Directive: Do not carry the pictures over; copy every other part of the entries exactly.

Rows:
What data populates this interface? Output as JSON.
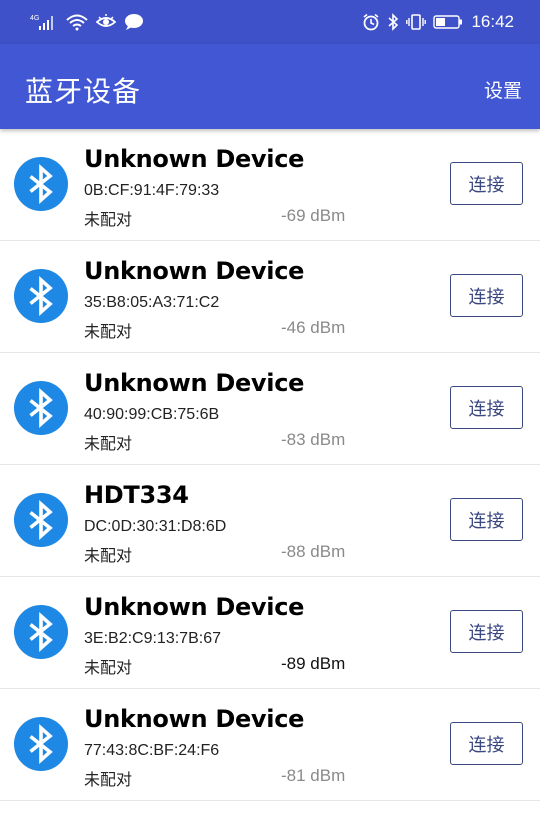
{
  "status_bar": {
    "network_label": "4G",
    "time": "16:42",
    "icons": [
      "signal-icon",
      "wifi-icon",
      "eye-icon",
      "message-icon",
      "alarm-icon",
      "bluetooth-status-icon",
      "vibrate-icon",
      "battery-icon"
    ]
  },
  "app_bar": {
    "title": "蓝牙设备",
    "settings_label": "设置"
  },
  "colors": {
    "status_bar": "#3f51c9",
    "app_bar": "#4157d4",
    "bluetooth_icon_bg": "#1e88e5",
    "button_border": "#3a4780"
  },
  "devices": [
    {
      "name": "Unknown Device",
      "mac": "0B:CF:91:4F:79:33",
      "status": "未配对",
      "rssi": "-69 dBm",
      "connect_label": "连接"
    },
    {
      "name": "Unknown Device",
      "mac": "35:B8:05:A3:71:C2",
      "status": "未配对",
      "rssi": "-46 dBm",
      "connect_label": "连接"
    },
    {
      "name": "Unknown Device",
      "mac": "40:90:99:CB:75:6B",
      "status": "未配对",
      "rssi": "-83 dBm",
      "connect_label": "连接"
    },
    {
      "name": "HDT334",
      "mac": "DC:0D:30:31:D8:6D",
      "status": "未配对",
      "rssi": "-88 dBm",
      "connect_label": "连接"
    },
    {
      "name": "Unknown Device",
      "mac": "3E:B2:C9:13:7B:67",
      "status": "未配对",
      "rssi": "-89 dBm",
      "connect_label": "连接"
    },
    {
      "name": "Unknown Device",
      "mac": "77:43:8C:BF:24:F6",
      "status": "未配对",
      "rssi": "-81 dBm",
      "connect_label": "连接"
    }
  ]
}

Answer to the exercise:
What data populates this interface? Output as JSON.
{
  "status_bar": {
    "network_label": "4G",
    "time": "16:42",
    "icons": [
      "signal-icon",
      "wifi-icon",
      "eye-icon",
      "message-icon",
      "alarm-icon",
      "bluetooth-status-icon",
      "vibrate-icon",
      "battery-icon"
    ]
  },
  "app_bar": {
    "title": "蓝牙设备",
    "settings_label": "设置"
  },
  "colors": {
    "status_bar": "#3f51c9",
    "app_bar": "#4157d4",
    "bluetooth_icon_bg": "#1e88e5",
    "button_border": "#3a4780"
  },
  "devices": [
    {
      "name": "Unknown Device",
      "mac": "0B:CF:91:4F:79:33",
      "status": "未配对",
      "rssi": "-69 dBm",
      "connect_label": "连接"
    },
    {
      "name": "Unknown Device",
      "mac": "35:B8:05:A3:71:C2",
      "status": "未配对",
      "rssi": "-46 dBm",
      "connect_label": "连接"
    },
    {
      "name": "Unknown Device",
      "mac": "40:90:99:CB:75:6B",
      "status": "未配对",
      "rssi": "-83 dBm",
      "connect_label": "连接"
    },
    {
      "name": "HDT334",
      "mac": "DC:0D:30:31:D8:6D",
      "status": "未配对",
      "rssi": "-88 dBm",
      "connect_label": "连接"
    },
    {
      "name": "Unknown Device",
      "mac": "3E:B2:C9:13:7B:67",
      "status": "未配对",
      "rssi": "-89 dBm",
      "connect_label": "连接"
    },
    {
      "name": "Unknown Device",
      "mac": "77:43:8C:BF:24:F6",
      "status": "未配对",
      "rssi": "-81 dBm",
      "connect_label": "连接"
    }
  ]
}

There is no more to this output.